• WHAT YOU SHOULD DO:
Reproduce each line exactly. Skip none.

• DATA EXTRACT:
======

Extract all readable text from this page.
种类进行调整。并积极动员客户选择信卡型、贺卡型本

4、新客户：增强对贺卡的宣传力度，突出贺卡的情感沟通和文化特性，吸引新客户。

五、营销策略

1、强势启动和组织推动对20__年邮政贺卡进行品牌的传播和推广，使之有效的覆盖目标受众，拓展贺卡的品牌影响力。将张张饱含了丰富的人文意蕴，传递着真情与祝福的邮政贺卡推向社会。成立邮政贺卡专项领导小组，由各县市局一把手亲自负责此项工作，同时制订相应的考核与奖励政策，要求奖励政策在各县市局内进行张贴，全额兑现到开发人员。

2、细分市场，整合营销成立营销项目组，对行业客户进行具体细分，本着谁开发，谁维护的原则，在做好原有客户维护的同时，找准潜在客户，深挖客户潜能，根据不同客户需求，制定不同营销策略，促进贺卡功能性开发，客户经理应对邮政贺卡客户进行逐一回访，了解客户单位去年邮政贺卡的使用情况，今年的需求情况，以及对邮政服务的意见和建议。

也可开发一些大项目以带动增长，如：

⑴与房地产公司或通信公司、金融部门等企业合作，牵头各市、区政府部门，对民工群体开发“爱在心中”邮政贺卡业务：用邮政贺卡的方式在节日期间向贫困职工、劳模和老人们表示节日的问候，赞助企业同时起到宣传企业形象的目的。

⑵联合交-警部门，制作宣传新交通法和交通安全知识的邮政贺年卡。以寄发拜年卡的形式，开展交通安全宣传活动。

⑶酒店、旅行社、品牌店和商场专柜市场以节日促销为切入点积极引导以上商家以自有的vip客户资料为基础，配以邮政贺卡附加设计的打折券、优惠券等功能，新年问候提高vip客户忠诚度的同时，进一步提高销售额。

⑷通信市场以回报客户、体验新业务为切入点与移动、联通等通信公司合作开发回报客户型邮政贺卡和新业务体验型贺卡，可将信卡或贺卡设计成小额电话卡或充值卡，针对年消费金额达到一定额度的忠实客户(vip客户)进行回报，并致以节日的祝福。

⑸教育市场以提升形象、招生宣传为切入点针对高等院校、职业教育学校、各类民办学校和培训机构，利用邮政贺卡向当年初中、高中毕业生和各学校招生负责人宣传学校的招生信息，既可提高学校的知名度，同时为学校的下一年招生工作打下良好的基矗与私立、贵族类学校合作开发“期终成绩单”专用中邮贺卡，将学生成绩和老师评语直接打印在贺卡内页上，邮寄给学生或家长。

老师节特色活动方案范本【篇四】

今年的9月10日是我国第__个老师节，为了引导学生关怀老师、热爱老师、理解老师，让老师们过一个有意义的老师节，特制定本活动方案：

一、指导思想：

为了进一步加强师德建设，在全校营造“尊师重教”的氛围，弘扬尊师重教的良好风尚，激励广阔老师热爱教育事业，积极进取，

======

• RESPONSE TO THE TASK:
Extract all readable text from this page.
种类进行调整。并积极动员客户选择信卡型、贺卡型本

4、新客户：增强对贺卡的宣传力度，突出贺卡的情感沟通和文化特性，吸引新客户。

五、营销策略

1、强势启动和组织推动对20__年邮政贺卡进行品牌的传播和推广，使之有效的覆盖目标受众，拓展贺卡的品牌影响力。将张张饱含了丰富的人文意蕴，传递着真情与祝福的邮政贺卡推向社会。成立邮政贺卡专项领导小组，由各县市局一把手亲自负责此项工作，同时制订相应的考核与奖励政策，要求奖励政策在各县市局内进行张贴，全额兑现到开发人员。

2、细分市场，整合营销成立营销项目组，对行业客户进行具体细分，本着谁开发，谁维护的原则，在做好原有客户维护的同时，找准潜在客户，深挖客户潜能，根据不同客户需求，制定不同营销策略，促进贺卡功能性开发，客户经理应对邮政贺卡客户进行逐一回访，了解客户单位去年邮政贺卡的使用情况，今年的需求情况，以及对邮政服务的意见和建议。

也可开发一些大项目以带动增长，如：

⑴与房地产公司或通信公司、金融部门等企业合作，牵头各市、区政府部门，对民工群体开发“爱在心中”邮政贺卡业务：用邮政贺卡的方式在节日期间向贫困职工、劳模和老人们表示节日的问候，赞助企业同时起到宣传企业形象的目的。

⑵联合交-警部门，制作宣传新交通法和交通安全知识的邮政贺年卡。以寄发拜年卡的形式，开展交通安全宣传活动。

⑶酒店、旅行社、品牌店和商场专柜市场以节日促销为切入点积极引导以上商家以自有的vip客户资料为基础，配以邮政贺卡附加设计的打折券、优惠券等功能，新年问候提高vip客户忠诚度的同时，进一步提高销售额。

⑷通信市场以回报客户、体验新业务为切入点与移动、联通等通信公司合作开发回报客户型邮政贺卡和新业务体验型贺卡，可将信卡或贺卡设计成小额电话卡或充值卡，针对年消费金额达到一定额度的忠实客户(vip客户)进行回报，并致以节日的祝福。

⑸教育市场以提升形象、招生宣传为切入点针对高等院校、职业教育学校、各类民办学校和培训机构，利用邮政贺卡向当年初中、高中毕业生和各学校招生负责人宣传学校的招生信息，既可提高学校的知名度，同时为学校的下一年招生工作打下良好的基矗与私立、贵族类学校合作开发“期终成绩单”专用中邮贺卡，将学生成绩和老师评语直接打印在贺卡内页上，邮寄给学生或家长。

老师节特色活动方案范本【篇四】

今年的9月10日是我国第__个老师节，为了引导学生关怀老师、热爱老师、理解老师，让老师们过一个有意义的老师节，特制定本活动方案：

一、指导思想：

为了进一步加强师德建设，在全校营造“尊师重教”的氛围，弘扬尊师重教的良好风尚，激励广阔老师热爱教育事业，积极进取，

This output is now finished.